(Given task) Copy out all lines in the data below containing the string "this".

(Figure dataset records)
— start —
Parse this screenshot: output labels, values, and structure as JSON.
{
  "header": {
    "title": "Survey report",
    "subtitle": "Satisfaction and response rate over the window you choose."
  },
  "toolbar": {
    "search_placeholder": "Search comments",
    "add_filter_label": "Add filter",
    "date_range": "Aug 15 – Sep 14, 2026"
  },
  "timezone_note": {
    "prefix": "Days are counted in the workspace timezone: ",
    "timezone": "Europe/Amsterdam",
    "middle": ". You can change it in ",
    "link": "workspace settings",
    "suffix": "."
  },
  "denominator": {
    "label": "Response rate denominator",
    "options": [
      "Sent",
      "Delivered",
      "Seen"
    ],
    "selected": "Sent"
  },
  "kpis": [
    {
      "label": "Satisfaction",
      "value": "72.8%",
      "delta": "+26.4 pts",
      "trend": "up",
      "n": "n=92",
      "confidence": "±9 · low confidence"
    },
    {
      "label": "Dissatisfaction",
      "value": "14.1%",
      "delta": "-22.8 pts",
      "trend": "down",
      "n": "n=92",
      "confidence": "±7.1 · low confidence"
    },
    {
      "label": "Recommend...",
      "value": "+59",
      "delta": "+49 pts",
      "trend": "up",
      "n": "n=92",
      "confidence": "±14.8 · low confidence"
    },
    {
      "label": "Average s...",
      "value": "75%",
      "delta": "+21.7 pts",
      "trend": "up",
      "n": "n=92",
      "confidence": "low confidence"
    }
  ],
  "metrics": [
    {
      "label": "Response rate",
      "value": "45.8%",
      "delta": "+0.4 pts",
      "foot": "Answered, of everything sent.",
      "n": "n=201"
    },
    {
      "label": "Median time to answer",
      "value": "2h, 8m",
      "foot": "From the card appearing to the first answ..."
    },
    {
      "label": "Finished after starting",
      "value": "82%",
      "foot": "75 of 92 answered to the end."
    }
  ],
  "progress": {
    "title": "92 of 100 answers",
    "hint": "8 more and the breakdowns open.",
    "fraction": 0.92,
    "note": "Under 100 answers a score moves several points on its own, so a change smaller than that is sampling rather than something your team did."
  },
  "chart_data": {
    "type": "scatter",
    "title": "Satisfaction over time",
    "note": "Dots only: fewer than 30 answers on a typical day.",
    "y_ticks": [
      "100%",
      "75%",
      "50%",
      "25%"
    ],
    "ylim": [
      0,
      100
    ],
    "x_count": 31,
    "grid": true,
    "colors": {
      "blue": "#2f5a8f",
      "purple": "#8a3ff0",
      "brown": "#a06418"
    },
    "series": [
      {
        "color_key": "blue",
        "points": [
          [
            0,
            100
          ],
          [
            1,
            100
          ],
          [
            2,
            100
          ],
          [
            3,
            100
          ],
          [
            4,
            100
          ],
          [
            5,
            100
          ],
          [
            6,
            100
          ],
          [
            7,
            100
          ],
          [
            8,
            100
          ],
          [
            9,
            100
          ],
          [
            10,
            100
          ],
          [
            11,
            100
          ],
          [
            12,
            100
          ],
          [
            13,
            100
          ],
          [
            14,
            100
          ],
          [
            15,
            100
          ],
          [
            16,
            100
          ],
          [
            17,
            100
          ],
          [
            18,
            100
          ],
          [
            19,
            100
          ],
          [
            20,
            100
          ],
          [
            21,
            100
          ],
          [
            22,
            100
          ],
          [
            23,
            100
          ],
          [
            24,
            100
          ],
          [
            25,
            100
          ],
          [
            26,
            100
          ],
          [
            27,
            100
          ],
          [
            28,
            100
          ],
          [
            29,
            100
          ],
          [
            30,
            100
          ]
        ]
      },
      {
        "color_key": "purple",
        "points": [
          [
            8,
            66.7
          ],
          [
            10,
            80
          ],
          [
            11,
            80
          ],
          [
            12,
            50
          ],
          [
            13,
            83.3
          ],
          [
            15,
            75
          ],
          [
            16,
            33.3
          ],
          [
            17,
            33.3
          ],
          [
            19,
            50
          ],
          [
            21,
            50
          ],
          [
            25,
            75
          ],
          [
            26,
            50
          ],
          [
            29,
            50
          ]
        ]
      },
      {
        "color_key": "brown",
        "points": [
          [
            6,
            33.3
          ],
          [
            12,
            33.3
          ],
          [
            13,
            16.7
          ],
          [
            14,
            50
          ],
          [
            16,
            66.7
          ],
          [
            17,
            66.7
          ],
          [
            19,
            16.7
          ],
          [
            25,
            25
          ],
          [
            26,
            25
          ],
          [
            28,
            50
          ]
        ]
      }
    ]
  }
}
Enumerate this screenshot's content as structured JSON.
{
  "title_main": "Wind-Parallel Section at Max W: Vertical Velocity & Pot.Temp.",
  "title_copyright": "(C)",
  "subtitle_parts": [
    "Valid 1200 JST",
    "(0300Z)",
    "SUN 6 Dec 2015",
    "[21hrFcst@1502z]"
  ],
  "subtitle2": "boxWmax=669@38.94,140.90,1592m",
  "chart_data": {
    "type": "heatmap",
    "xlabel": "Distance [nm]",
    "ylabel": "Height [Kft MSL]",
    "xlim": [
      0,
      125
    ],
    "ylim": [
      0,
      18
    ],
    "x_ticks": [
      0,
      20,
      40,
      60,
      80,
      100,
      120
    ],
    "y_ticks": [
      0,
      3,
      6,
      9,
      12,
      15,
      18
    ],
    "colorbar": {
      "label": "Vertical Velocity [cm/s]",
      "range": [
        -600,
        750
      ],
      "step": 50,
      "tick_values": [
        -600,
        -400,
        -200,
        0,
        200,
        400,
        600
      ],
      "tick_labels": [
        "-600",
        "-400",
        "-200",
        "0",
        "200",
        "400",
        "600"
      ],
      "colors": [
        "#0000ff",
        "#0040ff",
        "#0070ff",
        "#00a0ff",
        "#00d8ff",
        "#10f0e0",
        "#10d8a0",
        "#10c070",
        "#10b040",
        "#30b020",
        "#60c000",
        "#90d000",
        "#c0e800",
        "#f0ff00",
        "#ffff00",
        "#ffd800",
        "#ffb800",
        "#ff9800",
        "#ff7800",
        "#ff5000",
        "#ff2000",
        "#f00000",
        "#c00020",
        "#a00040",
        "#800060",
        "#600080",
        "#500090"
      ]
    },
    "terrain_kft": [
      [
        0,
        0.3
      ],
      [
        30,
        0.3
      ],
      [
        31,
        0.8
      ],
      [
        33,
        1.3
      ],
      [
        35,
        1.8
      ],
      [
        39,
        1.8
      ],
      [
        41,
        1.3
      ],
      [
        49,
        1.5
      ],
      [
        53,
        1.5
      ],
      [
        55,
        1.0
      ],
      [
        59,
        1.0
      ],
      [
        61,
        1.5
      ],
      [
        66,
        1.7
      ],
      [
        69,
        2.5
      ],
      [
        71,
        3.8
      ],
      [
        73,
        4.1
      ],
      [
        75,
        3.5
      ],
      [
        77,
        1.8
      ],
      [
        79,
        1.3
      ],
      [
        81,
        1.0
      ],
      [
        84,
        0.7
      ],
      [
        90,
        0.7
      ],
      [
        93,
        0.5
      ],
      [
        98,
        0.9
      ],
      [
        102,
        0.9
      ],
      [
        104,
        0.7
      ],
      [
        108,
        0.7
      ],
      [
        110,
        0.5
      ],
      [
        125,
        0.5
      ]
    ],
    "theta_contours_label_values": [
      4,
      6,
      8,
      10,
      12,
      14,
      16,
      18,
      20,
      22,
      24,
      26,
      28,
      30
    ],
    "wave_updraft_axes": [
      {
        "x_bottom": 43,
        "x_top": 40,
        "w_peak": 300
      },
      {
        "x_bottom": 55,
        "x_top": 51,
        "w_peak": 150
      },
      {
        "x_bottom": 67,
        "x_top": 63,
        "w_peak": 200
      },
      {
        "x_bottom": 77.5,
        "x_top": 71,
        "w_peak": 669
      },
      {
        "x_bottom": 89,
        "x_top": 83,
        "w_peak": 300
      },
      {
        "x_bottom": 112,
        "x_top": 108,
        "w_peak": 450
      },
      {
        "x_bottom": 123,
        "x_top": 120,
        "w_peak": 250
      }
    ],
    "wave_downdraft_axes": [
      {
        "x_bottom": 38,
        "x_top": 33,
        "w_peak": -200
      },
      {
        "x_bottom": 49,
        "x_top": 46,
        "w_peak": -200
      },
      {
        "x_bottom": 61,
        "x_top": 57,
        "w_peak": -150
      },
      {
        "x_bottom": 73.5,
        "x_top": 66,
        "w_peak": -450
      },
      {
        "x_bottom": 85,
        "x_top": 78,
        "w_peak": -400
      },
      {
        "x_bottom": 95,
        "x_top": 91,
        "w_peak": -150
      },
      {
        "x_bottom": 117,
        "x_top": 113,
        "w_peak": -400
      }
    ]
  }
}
— end —
(Response to the task)
Parse this screenshot: output labels, values, and structure as JSON.
Enumerate this screenshot's content as structured JSON.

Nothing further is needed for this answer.